Collected data
▬▬▬▬▬▬▬▬▬▬

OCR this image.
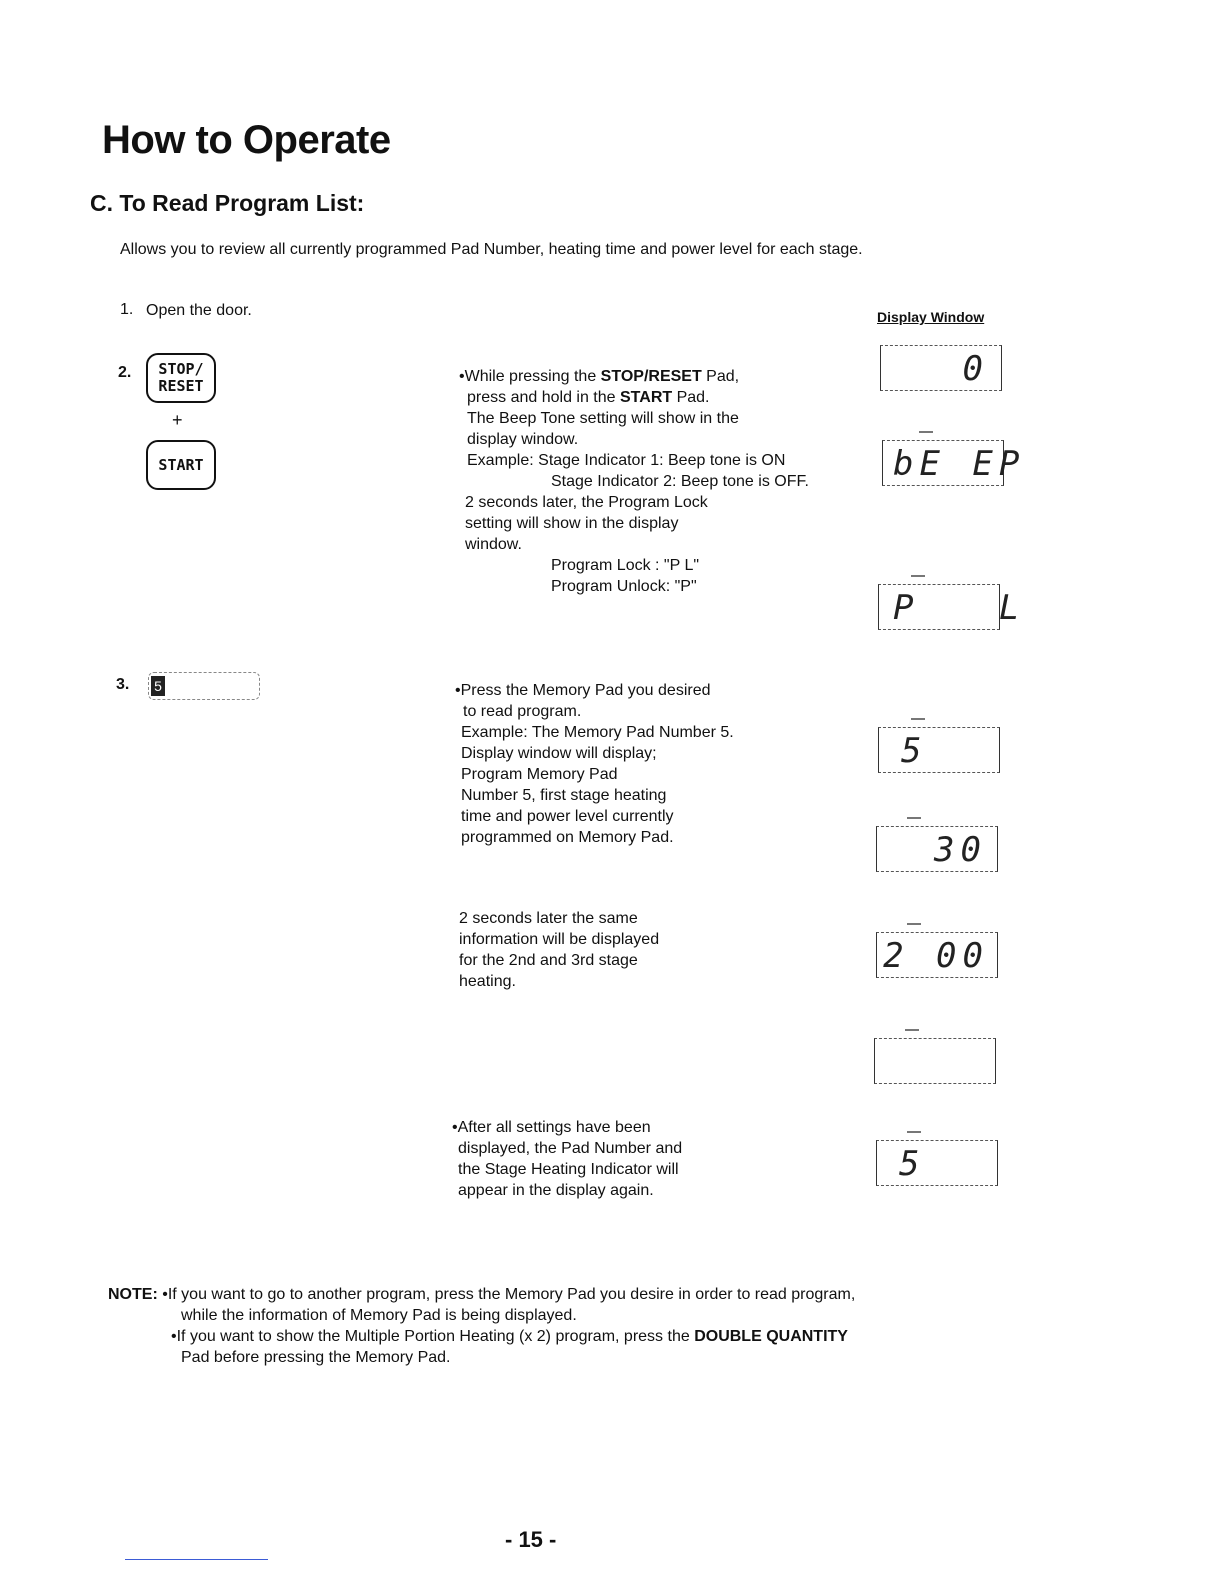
How to Operate
C. To Read Program List:
Allows you to review all currently programmed Pad Number, heating time and power level for each stage.
1. Open the door.	Display Window
2. STOP/
RESET
+
START

•While pressing the STOP/RESET Pad,

press and hold in the START Pad.

The Beep Tone setting will show in the

display window.

Example: Stage Indicator 1: Beep tone is ON

Stage Indicator 2: Beep tone is OFF.

2 seconds later, the Program Lock

setting will show in the display

window.

Program Lock : "P L"

Program Unlock: "P"

3. 5	•Press the Memory Pad you desired

to read program.

Example: The Memory Pad Number 5.

Display window will display;

Program Memory Pad

Number 5, first stage heating

time and power level currently

programmed on Memory Pad.

2 seconds later the same

information will be displayed

for the 2nd and 3rd stage

heating.

•After all settings have been

displayed, the Pad Number and

the Stage Heating Indicator will

appear in the display again.

0
bE EP
P   L
5
30
2 00
5
NOTE: •If you want to go to another program, press the Memory Pad you desire in order to read program,
while the information of Memory Pad is being displayed.
•If you want to show the Multiple Portion Heating (x 2) program, press the DOUBLE QUANTITY
Pad before pressing the Memory Pad.
- 15 -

▬▬▬▬▬▬▬▬▬▬

→ What to work on
Copy out the whole listing exactly, and don't carry over any pictures.

→ Solution to the exercise
OCR this image.
How to Operate
C. To Read Program List:
Allows you to review all currently programmed Pad Number, heating time and power level for each stage.
1. Open the door.	Display Window
2. STOP/
RESET
+
START

•While pressing the STOP/RESET Pad,

press and hold in the START Pad.

The Beep Tone setting will show in the

display window.

Example: Stage Indicator 1: Beep tone is ON

Stage Indicator 2: Beep tone is OFF.

2 seconds later, the Program Lock

setting will show in the display

window.

Program Lock : "P L"

Program Unlock: "P"

3. 5	•Press the Memory Pad you desired

to read program.

Example: The Memory Pad Number 5.

Display window will display;

Program Memory Pad

Number 5, first stage heating

time and power level currently

programmed on Memory Pad.

2 seconds later the same

information will be displayed

for the 2nd and 3rd stage

heating.

•After all settings have been

displayed, the Pad Number and

the Stage Heating Indicator will

appear in the display again.

0
bE EP
P   L
5
30
2 00
5
NOTE: •If you want to go to another program, press the Memory Pad you desire in order to read program,
while the information of Memory Pad is being displayed.
•If you want to show the Multiple Portion Heating (x 2) program, press the DOUBLE QUANTITY
Pad before pressing the Memory Pad.
- 15 -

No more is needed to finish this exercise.